Go through the material below and copy all lines with "photo".

[Stored data entries]
■ ■ ■ ■ ■ ■ ■
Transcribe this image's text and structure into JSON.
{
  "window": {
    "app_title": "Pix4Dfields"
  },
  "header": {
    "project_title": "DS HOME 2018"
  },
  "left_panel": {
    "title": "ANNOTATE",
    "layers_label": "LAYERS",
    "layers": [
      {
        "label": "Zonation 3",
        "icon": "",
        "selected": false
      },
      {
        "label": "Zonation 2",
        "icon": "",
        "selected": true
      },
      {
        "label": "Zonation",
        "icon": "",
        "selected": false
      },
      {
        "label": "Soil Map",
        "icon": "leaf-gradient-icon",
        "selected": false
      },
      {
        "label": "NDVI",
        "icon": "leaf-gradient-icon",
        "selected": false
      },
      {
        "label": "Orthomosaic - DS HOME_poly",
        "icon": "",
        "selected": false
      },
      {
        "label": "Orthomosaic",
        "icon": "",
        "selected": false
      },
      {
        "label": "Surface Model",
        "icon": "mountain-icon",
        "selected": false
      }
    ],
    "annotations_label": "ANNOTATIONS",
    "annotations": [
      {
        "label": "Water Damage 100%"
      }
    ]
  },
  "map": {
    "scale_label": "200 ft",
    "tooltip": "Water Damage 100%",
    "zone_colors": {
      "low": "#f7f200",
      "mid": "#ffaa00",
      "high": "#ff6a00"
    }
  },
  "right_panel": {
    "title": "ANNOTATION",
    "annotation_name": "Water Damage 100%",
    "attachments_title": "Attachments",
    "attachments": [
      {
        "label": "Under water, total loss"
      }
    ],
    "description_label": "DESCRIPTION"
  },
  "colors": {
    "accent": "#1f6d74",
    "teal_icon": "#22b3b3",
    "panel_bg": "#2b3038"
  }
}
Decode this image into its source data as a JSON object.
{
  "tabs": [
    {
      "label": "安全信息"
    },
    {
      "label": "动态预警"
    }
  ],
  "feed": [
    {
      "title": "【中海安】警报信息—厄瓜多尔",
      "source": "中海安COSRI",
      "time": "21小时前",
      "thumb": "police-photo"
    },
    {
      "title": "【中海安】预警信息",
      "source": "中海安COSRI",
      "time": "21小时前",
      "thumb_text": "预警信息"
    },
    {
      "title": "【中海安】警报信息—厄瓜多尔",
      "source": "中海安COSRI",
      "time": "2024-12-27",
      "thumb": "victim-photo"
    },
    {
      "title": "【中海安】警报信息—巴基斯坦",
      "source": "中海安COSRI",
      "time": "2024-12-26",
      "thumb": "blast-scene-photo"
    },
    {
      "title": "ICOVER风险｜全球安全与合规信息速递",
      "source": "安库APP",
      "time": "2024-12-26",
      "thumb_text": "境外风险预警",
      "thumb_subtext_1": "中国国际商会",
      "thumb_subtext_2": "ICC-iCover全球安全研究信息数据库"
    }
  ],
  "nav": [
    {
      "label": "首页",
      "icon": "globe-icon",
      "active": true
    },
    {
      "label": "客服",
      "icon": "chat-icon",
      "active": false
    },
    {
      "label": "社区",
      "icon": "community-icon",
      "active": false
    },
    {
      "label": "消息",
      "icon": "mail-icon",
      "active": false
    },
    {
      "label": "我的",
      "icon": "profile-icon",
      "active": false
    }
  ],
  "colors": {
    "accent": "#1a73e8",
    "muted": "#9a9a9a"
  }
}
■ ■ ■ ■ ■ ■ ■
RESULT FOR THIS EXERCISE —
      "thumb": "police-photo"
      "thumb": "victim-photo"
      "thumb": "blast-scene-photo"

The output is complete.